(Dataset items)
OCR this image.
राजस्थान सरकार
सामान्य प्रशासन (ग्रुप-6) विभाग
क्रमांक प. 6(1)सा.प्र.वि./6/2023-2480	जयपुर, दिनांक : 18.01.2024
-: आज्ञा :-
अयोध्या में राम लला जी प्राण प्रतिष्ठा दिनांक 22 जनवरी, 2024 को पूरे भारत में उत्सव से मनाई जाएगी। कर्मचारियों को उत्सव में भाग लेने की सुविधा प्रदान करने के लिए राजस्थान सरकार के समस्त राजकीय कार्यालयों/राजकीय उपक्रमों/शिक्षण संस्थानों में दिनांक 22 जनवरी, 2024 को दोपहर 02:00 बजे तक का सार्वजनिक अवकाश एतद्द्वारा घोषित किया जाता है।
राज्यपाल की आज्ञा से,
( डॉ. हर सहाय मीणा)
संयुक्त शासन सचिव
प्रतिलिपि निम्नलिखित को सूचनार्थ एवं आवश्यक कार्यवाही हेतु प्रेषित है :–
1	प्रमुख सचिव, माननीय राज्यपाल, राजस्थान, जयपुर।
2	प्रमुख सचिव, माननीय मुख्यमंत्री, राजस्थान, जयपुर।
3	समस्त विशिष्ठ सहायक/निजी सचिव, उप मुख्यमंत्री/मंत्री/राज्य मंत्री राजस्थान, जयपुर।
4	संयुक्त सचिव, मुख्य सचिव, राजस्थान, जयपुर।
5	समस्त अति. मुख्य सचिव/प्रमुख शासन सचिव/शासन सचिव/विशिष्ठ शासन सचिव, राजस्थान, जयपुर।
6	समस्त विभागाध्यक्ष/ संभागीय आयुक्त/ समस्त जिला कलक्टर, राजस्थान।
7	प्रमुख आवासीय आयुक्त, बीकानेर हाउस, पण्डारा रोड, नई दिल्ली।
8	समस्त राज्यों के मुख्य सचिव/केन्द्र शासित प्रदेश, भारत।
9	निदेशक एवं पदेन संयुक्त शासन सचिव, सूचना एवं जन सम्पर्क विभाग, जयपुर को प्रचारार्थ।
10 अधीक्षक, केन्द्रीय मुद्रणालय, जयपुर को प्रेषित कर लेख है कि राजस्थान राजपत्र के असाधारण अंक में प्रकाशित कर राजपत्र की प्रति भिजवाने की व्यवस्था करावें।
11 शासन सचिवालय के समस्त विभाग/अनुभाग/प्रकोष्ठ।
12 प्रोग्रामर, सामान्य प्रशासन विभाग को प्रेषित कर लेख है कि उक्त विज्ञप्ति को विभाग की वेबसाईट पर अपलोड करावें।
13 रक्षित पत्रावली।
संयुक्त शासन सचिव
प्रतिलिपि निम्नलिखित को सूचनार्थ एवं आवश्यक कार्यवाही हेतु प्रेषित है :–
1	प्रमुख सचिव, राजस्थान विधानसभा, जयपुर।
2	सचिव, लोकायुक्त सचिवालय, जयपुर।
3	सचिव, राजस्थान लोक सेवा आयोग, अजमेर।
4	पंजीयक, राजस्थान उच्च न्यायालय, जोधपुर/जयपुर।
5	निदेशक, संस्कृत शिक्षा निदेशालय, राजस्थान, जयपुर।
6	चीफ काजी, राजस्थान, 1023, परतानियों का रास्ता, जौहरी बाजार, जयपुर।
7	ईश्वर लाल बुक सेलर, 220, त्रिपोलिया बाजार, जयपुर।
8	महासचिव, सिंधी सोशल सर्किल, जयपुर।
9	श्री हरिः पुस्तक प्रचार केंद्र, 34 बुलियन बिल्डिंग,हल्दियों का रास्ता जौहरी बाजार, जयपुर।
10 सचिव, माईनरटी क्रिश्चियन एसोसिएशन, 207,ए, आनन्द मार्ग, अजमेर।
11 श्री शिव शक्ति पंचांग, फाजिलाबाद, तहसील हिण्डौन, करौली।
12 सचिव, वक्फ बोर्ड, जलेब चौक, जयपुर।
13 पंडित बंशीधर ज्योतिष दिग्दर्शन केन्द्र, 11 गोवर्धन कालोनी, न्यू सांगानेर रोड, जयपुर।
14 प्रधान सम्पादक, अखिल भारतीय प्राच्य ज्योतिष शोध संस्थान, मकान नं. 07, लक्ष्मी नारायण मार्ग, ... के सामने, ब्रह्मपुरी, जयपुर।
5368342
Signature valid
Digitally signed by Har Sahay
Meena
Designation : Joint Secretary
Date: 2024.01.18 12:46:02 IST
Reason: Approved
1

> [EXERCISE] Reproduce each entry exactly, leaving out nothing.

> [TASK ANSWER]
OCR this image.
राजस्थान सरकार
सामान्य प्रशासन (ग्रुप-6) विभाग
क्रमांक प. 6(1)सा.प्र.वि./6/2023-2480	जयपुर, दिनांक : 18.01.2024
-: आज्ञा :-
अयोध्या में राम लला जी प्राण प्रतिष्ठा दिनांक 22 जनवरी, 2024 को पूरे भारत में उत्सव से मनाई जाएगी। कर्मचारियों को उत्सव में भाग लेने की सुविधा प्रदान करने के लिए राजस्थान सरकार के समस्त राजकीय कार्यालयों/राजकीय उपक्रमों/शिक्षण संस्थानों में दिनांक 22 जनवरी, 2024 को दोपहर 02:00 बजे तक का सार्वजनिक अवकाश एतद्द्वारा घोषित किया जाता है।
राज्यपाल की आज्ञा से,
( डॉ. हर सहाय मीणा)
संयुक्त शासन सचिव
प्रतिलिपि निम्नलिखित को सूचनार्थ एवं आवश्यक कार्यवाही हेतु प्रेषित है :–
1	प्रमुख सचिव, माननीय राज्यपाल, राजस्थान, जयपुर।
2	प्रमुख सचिव, माननीय मुख्यमंत्री, राजस्थान, जयपुर।
3	समस्त विशिष्ठ सहायक/निजी सचिव, उप मुख्यमंत्री/मंत्री/राज्य मंत्री राजस्थान, जयपुर।
4	संयुक्त सचिव, मुख्य सचिव, राजस्थान, जयपुर।
5	समस्त अति. मुख्य सचिव/प्रमुख शासन सचिव/शासन सचिव/विशिष्ठ शासन सचिव, राजस्थान, जयपुर।
6	समस्त विभागाध्यक्ष/ संभागीय आयुक्त/ समस्त जिला कलक्टर, राजस्थान।
7	प्रमुख आवासीय आयुक्त, बीकानेर हाउस, पण्डारा रोड, नई दिल्ली।
8	समस्त राज्यों के मुख्य सचिव/केन्द्र शासित प्रदेश, भारत।
9	निदेशक एवं पदेन संयुक्त शासन सचिव, सूचना एवं जन सम्पर्क विभाग, जयपुर को प्रचारार्थ।
10 अधीक्षक, केन्द्रीय मुद्रणालय, जयपुर को प्रेषित कर लेख है कि राजस्थान राजपत्र के असाधारण अंक में प्रकाशित कर राजपत्र की प्रति भिजवाने की व्यवस्था करावें।
11 शासन सचिवालय के समस्त विभाग/अनुभाग/प्रकोष्ठ।
12 प्रोग्रामर, सामान्य प्रशासन विभाग को प्रेषित कर लेख है कि उक्त विज्ञप्ति को विभाग की वेबसाईट पर अपलोड करावें।
13 रक्षित पत्रावली।
संयुक्त शासन सचिव
प्रतिलिपि निम्नलिखित को सूचनार्थ एवं आवश्यक कार्यवाही हेतु प्रेषित है :–
1	प्रमुख सचिव, राजस्थान विधानसभा, जयपुर।
2	सचिव, लोकायुक्त सचिवालय, जयपुर।
3	सचिव, राजस्थान लोक सेवा आयोग, अजमेर।
4	पंजीयक, राजस्थान उच्च न्यायालय, जोधपुर/जयपुर।
5	निदेशक, संस्कृत शिक्षा निदेशालय, राजस्थान, जयपुर।
6	चीफ काजी, राजस्थान, 1023, परतानियों का रास्ता, जौहरी बाजार, जयपुर।
7	ईश्वर लाल बुक सेलर, 220, त्रिपोलिया बाजार, जयपुर।
8	महासचिव, सिंधी सोशल सर्किल, जयपुर।
9	श्री हरिः पुस्तक प्रचार केंद्र, 34 बुलियन बिल्डिंग,हल्दियों का रास्ता जौहरी बाजार, जयपुर।
10 सचिव, माईनरटी क्रिश्चियन एसोसिएशन, 207,ए, आनन्द मार्ग, अजमेर।
11 श्री शिव शक्ति पंचांग, फाजिलाबाद, तहसील हिण्डौन, करौली।
12 सचिव, वक्फ बोर्ड, जलेब चौक, जयपुर।
13 पंडित बंशीधर ज्योतिष दिग्दर्शन केन्द्र, 11 गोवर्धन कालोनी, न्यू सांगानेर रोड, जयपुर।
14 प्रधान सम्पादक, अखिल भारतीय प्राच्य ज्योतिष शोध संस्थान, मकान नं. 07, लक्ष्मी नारायण मार्ग, ... के सामने, ब्रह्मपुरी, जयपुर।
5368342
Signature valid
Digitally signed by Har Sahay
Meena
Designation : Joint Secretary
Date: 2024.01.18 12:46:02 IST
Reason: Approved
1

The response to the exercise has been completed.